Вернуться к С.К. Кульюс. «Эзотерические» коды романа М. Булгакова «Мастер и Маргарита» (эксплицитное и имплицитное в романе)

IV. Заключение

Одно из уникальных и значительных явлений русской литературы XX века, роман М. Булгакова МиМ вырастает на перекрестке многих культурных традиций. Их усвоение для художника всегда глубоко индивидуальный процесс, подразумевающий разнообразные формы преемственности, элементы притяжения и отталкивания, особые приемы «цитирования» текстов культуры, трансформацию традиции и выстраивание на этой основе нового «смысла».

Наследник потерпевшей крушение эпохи (Октябрь и последовавшие за ним события воспринимались писателем как русский апокалипсис), Булгаков в условиях насильственно прерванной культурной традиции создал произведение, которое самой своей природой было нацелено на идею преемственности, «Великой Эволюции», а не глобальных разрывов и отказов и как ничто другое говорило о Булгакове как художнике, продолжавшем традиции классической литературы. Фантасмагорический и игровой характер последнего романа парадоксальным образом органично сочетался с его «экзистенциальным» тонусом, насыщенностью религиозно-философскими и нравственными проблемами, глубоким анализом современности и явственной ориентацией автора на осмысление и усвоение культурного наследия прошлого, а также со стремлением к соотнесению его достижений и находок с художественными задачами писателя новой эпохи. При этом Булгакову удалось сохранить свою индивидуальность, в условиях жесткого диктата идеологических координат набирающего силу тоталитарного государства остаться «незаконным явлением» и, не поступаясь убеждениями и вкусами, реализовать свой творческий потенциал. Игра с допустимым и запретным, разрешенным и табуированным создала сложную сеть имплицитного и эксплицитного в тексте. Принципиальная многоадресность произведения, его установка на эстетический плюрализм, стремление «удовлетворить всевозможные ожидания одновременно» (Вельш 1992: 129) определили отбор и способы кодирования материала, характер реминисценций, аллюзий, «цитат», специфику творческой игры культурными кодами и традициями.

• • •

Задание 1:
Ответьте по фрагменту о романе «Мастер и Маргарита» на вопросы:
(a) На перекрестке чего, согласно фрагменту, вырастает роман?
(b) Как писатель воспринимал Октябрь и последовавшие за ним события?
(c) Что создала в тексте игра с допустимым и запретным?
Задание 2: Выведите без изменений строки листинга: начните с его первой строки и остановитесь после строки, содержащей «mine-label: El Tiro (332, 249, 375, 265)», включив ее.

• • •

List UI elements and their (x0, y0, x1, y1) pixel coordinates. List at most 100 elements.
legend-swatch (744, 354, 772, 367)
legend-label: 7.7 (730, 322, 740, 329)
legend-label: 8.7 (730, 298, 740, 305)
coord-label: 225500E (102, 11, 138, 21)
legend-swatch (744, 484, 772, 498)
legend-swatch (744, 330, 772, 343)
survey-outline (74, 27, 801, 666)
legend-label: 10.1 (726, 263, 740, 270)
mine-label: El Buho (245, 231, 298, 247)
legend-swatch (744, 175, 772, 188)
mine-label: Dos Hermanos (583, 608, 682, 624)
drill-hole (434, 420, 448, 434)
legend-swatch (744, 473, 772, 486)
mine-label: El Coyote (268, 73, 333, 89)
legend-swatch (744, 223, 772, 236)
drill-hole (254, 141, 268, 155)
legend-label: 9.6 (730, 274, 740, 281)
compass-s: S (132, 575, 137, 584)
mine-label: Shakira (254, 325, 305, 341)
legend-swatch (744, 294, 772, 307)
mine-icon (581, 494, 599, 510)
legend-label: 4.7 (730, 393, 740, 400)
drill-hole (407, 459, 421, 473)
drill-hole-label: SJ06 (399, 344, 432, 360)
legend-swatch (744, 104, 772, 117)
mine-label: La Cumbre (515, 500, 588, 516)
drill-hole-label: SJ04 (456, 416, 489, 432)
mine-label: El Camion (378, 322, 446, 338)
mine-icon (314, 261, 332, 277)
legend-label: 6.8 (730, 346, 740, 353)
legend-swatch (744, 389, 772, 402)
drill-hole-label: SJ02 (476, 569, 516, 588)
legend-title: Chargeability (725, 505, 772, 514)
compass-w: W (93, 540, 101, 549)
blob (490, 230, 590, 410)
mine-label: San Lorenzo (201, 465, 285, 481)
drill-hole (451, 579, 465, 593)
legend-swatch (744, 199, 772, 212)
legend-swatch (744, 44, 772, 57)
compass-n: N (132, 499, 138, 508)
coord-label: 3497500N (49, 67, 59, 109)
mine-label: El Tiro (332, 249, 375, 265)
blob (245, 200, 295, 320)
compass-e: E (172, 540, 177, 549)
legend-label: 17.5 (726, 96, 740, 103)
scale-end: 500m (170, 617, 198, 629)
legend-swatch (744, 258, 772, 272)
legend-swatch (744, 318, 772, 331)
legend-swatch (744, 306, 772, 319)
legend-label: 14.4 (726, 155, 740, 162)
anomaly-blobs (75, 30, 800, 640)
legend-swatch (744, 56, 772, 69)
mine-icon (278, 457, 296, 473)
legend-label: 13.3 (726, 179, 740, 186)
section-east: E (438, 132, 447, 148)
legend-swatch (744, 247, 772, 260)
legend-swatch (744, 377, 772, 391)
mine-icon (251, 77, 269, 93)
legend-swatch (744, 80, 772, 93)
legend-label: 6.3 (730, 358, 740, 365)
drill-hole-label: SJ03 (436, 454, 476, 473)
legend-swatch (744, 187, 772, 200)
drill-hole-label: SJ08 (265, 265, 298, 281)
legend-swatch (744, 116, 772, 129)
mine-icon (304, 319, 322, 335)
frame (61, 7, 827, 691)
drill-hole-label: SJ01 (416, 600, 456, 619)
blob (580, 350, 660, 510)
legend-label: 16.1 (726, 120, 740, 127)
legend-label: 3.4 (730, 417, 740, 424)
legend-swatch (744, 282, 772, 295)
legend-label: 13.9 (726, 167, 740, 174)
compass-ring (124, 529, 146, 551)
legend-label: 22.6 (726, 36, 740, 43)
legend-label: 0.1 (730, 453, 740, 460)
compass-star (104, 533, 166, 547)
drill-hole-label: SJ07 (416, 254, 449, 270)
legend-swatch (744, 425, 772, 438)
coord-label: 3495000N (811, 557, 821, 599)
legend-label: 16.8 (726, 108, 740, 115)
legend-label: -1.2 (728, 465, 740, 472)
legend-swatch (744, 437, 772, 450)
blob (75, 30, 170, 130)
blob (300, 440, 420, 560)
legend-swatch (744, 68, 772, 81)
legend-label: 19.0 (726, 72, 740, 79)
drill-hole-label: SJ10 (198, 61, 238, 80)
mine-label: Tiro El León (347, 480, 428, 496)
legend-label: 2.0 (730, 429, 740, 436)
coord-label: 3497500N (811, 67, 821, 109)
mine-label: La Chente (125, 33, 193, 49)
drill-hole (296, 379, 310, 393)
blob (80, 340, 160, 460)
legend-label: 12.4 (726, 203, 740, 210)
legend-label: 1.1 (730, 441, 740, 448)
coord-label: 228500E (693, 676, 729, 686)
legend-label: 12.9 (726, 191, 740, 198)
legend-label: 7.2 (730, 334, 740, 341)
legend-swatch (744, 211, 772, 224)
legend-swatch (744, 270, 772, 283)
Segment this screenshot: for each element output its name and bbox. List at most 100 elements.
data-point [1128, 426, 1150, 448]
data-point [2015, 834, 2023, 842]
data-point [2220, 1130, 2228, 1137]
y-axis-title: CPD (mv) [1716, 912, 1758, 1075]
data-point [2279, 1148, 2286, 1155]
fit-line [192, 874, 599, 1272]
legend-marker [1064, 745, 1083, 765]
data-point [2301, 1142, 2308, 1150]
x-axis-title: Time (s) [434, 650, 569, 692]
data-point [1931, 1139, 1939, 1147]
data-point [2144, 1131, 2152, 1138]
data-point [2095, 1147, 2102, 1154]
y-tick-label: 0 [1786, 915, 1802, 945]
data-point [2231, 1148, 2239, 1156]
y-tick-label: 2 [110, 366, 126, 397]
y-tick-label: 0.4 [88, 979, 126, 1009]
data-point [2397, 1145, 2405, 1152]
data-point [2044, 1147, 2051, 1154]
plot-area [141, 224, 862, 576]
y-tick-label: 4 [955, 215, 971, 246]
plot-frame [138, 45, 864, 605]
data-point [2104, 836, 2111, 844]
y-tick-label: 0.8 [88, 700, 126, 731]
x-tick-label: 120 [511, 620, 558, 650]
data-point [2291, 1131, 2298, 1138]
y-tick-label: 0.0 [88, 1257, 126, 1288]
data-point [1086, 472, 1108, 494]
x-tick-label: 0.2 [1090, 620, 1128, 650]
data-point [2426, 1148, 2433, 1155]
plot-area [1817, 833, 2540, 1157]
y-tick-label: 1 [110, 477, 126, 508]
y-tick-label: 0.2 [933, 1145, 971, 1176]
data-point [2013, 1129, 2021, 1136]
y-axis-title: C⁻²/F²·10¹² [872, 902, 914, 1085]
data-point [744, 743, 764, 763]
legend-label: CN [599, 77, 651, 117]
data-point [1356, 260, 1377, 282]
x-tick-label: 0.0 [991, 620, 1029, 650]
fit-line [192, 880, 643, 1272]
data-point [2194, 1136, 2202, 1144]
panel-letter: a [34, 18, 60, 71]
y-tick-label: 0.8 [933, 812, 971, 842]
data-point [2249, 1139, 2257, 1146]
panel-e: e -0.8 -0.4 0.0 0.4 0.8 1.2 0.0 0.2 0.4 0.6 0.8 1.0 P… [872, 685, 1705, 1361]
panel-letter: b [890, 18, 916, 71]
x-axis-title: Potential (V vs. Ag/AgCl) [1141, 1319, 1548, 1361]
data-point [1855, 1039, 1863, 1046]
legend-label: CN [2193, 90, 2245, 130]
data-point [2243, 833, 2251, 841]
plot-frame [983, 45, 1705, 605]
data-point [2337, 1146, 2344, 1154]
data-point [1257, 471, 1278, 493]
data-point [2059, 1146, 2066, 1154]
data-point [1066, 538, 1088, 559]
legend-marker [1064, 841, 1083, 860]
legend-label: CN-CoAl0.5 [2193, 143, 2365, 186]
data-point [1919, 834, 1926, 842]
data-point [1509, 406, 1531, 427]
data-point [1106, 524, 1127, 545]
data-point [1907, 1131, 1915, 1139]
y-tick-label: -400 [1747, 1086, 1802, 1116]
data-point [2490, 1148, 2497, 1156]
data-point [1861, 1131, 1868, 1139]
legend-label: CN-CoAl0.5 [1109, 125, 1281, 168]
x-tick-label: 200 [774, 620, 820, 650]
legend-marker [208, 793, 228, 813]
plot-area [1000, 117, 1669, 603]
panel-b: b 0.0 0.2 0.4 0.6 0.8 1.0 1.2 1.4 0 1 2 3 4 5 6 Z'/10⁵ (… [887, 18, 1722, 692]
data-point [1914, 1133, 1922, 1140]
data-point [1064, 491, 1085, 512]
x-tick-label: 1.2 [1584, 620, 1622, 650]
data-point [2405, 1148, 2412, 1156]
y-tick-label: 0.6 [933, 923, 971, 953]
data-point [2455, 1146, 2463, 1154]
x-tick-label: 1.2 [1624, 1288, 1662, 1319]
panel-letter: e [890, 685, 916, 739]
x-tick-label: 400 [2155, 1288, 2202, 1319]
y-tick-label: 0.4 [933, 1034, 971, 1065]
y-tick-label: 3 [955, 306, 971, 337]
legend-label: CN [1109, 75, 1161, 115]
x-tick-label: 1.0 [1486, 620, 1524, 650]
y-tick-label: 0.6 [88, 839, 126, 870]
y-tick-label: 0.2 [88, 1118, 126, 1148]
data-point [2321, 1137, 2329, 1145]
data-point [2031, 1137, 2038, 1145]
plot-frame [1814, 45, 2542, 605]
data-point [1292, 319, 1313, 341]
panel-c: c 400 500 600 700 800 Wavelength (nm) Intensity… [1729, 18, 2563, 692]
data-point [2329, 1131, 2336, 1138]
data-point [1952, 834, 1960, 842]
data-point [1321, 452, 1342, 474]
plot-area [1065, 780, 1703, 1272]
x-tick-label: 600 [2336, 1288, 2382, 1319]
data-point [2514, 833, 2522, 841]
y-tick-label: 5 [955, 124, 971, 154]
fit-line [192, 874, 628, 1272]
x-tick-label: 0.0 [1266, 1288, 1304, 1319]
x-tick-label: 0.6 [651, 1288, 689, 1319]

• • •

Полный вывод 1:
(a) На перекрестке многих культурных традиций.
(b) Как русский апокалипсис.
(c) Сложную сеть имплицитного и эксплицитного в тексте.

Полный вывод 2:
List UI elements and their (x0, y0, x1, y1) pixel coordinates. List at most 100 elements.
legend-swatch (744, 354, 772, 367)
legend-label: 7.7 (730, 322, 740, 329)
legend-label: 8.7 (730, 298, 740, 305)
coord-label: 225500E (102, 11, 138, 21)
legend-swatch (744, 484, 772, 498)
legend-swatch (744, 330, 772, 343)
survey-outline (74, 27, 801, 666)
legend-label: 10.1 (726, 263, 740, 270)
mine-label: El Buho (245, 231, 298, 247)
legend-swatch (744, 175, 772, 188)
mine-label: Dos Hermanos (583, 608, 682, 624)
drill-hole (434, 420, 448, 434)
legend-swatch (744, 473, 772, 486)
mine-label: El Coyote (268, 73, 333, 89)
legend-swatch (744, 223, 772, 236)
drill-hole (254, 141, 268, 155)
legend-label: 9.6 (730, 274, 740, 281)
compass-s: S (132, 575, 137, 584)
mine-label: Shakira (254, 325, 305, 341)
legend-swatch (744, 294, 772, 307)
mine-icon (581, 494, 599, 510)
legend-label: 4.7 (730, 393, 740, 400)
drill-hole (407, 459, 421, 473)
drill-hole-label: SJ06 (399, 344, 432, 360)
legend-swatch (744, 104, 772, 117)
mine-label: La Cumbre (515, 500, 588, 516)
drill-hole-label: SJ04 (456, 416, 489, 432)
mine-label: El Camion (378, 322, 446, 338)
mine-icon (314, 261, 332, 277)
legend-label: 6.8 (730, 346, 740, 353)
legend-swatch (744, 389, 772, 402)
drill-hole-label: SJ02 (476, 569, 516, 588)
legend-title: Chargeability (725, 505, 772, 514)
compass-w: W (93, 540, 101, 549)
blob (490, 230, 590, 410)
mine-label: San Lorenzo (201, 465, 285, 481)
drill-hole (451, 579, 465, 593)
legend-swatch (744, 199, 772, 212)
legend-swatch (744, 44, 772, 57)
compass-n: N (132, 499, 138, 508)
coord-label: 3497500N (49, 67, 59, 109)
mine-label: El Tiro (332, 249, 375, 265)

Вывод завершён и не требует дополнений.